> _Given information_:

## Begin

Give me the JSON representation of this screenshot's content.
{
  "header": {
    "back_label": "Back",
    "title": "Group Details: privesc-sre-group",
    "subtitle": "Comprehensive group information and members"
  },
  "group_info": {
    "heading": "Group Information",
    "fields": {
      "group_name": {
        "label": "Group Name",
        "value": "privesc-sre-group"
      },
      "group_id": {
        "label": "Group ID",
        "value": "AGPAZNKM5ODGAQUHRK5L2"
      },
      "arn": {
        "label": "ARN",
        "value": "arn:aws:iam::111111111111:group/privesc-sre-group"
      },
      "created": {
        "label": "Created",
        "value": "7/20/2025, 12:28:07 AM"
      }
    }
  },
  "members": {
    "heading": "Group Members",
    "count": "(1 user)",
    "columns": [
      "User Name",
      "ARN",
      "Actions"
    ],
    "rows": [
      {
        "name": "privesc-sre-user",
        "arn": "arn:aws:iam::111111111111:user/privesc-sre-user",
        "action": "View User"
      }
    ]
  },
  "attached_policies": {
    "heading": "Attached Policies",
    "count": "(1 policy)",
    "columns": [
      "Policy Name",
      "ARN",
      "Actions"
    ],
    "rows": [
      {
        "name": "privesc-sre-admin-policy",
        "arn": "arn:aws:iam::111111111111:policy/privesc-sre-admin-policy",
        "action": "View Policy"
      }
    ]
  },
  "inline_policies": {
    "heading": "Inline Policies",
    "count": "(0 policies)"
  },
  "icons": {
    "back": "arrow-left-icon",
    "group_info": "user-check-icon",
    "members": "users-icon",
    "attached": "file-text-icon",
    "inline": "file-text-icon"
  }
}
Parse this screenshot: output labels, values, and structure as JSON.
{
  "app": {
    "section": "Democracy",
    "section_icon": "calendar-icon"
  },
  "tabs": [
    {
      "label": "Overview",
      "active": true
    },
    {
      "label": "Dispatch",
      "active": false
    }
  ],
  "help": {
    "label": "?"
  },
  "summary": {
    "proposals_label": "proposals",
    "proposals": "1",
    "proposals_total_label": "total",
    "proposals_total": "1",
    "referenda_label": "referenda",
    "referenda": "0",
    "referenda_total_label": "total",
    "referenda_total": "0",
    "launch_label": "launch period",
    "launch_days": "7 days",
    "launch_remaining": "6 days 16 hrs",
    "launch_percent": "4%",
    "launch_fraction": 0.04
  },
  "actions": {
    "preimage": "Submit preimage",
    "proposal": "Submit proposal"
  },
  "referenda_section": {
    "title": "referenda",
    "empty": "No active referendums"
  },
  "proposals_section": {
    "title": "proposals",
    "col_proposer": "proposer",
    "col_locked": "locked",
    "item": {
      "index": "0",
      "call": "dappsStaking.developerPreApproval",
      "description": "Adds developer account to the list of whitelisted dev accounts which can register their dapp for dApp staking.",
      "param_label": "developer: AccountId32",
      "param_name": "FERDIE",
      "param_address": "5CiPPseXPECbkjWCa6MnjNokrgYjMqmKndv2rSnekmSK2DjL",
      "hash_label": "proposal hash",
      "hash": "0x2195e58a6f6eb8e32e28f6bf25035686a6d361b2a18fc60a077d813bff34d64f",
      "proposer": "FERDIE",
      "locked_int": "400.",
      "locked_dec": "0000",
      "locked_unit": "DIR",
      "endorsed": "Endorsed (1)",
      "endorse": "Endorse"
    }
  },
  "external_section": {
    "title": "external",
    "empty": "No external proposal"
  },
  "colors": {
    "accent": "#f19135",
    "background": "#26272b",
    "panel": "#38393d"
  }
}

## End

> _What you should do_:
Extract all of the data above and output it character for character.

> _Finished exercise_:
Give me the JSON representation of this screenshot's content.
{
  "header": {
    "back_label": "Back",
    "title": "Group Details: privesc-sre-group",
    "subtitle": "Comprehensive group information and members"
  },
  "group_info": {
    "heading": "Group Information",
    "fields": {
      "group_name": {
        "label": "Group Name",
        "value": "privesc-sre-group"
      },
      "group_id": {
        "label": "Group ID",
        "value": "AGPAZNKM5ODGAQUHRK5L2"
      },
      "arn": {
        "label": "ARN",
        "value": "arn:aws:iam::111111111111:group/privesc-sre-group"
      },
      "created": {
        "label": "Created",
        "value": "7/20/2025, 12:28:07 AM"
      }
    }
  },
  "members": {
    "heading": "Group Members",
    "count": "(1 user)",
    "columns": [
      "User Name",
      "ARN",
      "Actions"
    ],
    "rows": [
      {
        "name": "privesc-sre-user",
        "arn": "arn:aws:iam::111111111111:user/privesc-sre-user",
        "action": "View User"
      }
    ]
  },
  "attached_policies": {
    "heading": "Attached Policies",
    "count": "(1 policy)",
    "columns": [
      "Policy Name",
      "ARN",
      "Actions"
    ],
    "rows": [
      {
        "name": "privesc-sre-admin-policy",
        "arn": "arn:aws:iam::111111111111:policy/privesc-sre-admin-policy",
        "action": "View Policy"
      }
    ]
  },
  "inline_policies": {
    "heading": "Inline Policies",
    "count": "(0 policies)"
  },
  "icons": {
    "back": "arrow-left-icon",
    "group_info": "user-check-icon",
    "members": "users-icon",
    "attached": "file-text-icon",
    "inline": "file-text-icon"
  }
}
Parse this screenshot: output labels, values, and structure as JSON.
{
  "app": {
    "section": "Democracy",
    "section_icon": "calendar-icon"
  },
  "tabs": [
    {
      "label": "Overview",
      "active": true
    },
    {
      "label": "Dispatch",
      "active": false
    }
  ],
  "help": {
    "label": "?"
  },
  "summary": {
    "proposals_label": "proposals",
    "proposals": "1",
    "proposals_total_label": "total",
    "proposals_total": "1",
    "referenda_label": "referenda",
    "referenda": "0",
    "referenda_total_label": "total",
    "referenda_total": "0",
    "launch_label": "launch period",
    "launch_days": "7 days",
    "launch_remaining": "6 days 16 hrs",
    "launch_percent": "4%",
    "launch_fraction": 0.04
  },
  "actions": {
    "preimage": "Submit preimage",
    "proposal": "Submit proposal"
  },
  "referenda_section": {
    "title": "referenda",
    "empty": "No active referendums"
  },
  "proposals_section": {
    "title": "proposals",
    "col_proposer": "proposer",
    "col_locked": "locked",
    "item": {
      "index": "0",
      "call": "dappsStaking.developerPreApproval",
      "description": "Adds developer account to the list of whitelisted dev accounts which can register their dapp for dApp staking.",
      "param_label": "developer: AccountId32",
      "param_name": "FERDIE",
      "param_address": "5CiPPseXPECbkjWCa6MnjNokrgYjMqmKndv2rSnekmSK2DjL",
      "hash_label": "proposal hash",
      "hash": "0x2195e58a6f6eb8e32e28f6bf25035686a6d361b2a18fc60a077d813bff34d64f",
      "proposer": "FERDIE",
      "locked_int": "400.",
      "locked_dec": "0000",
      "locked_unit": "DIR",
      "endorsed": "Endorsed (1)",
      "endorse": "Endorse"
    }
  },
  "external_section": {
    "title": "external",
    "empty": "No external proposal"
  },
  "colors": {
    "accent": "#f19135",
    "background": "#26272b",
    "panel": "#38393d"
  }
}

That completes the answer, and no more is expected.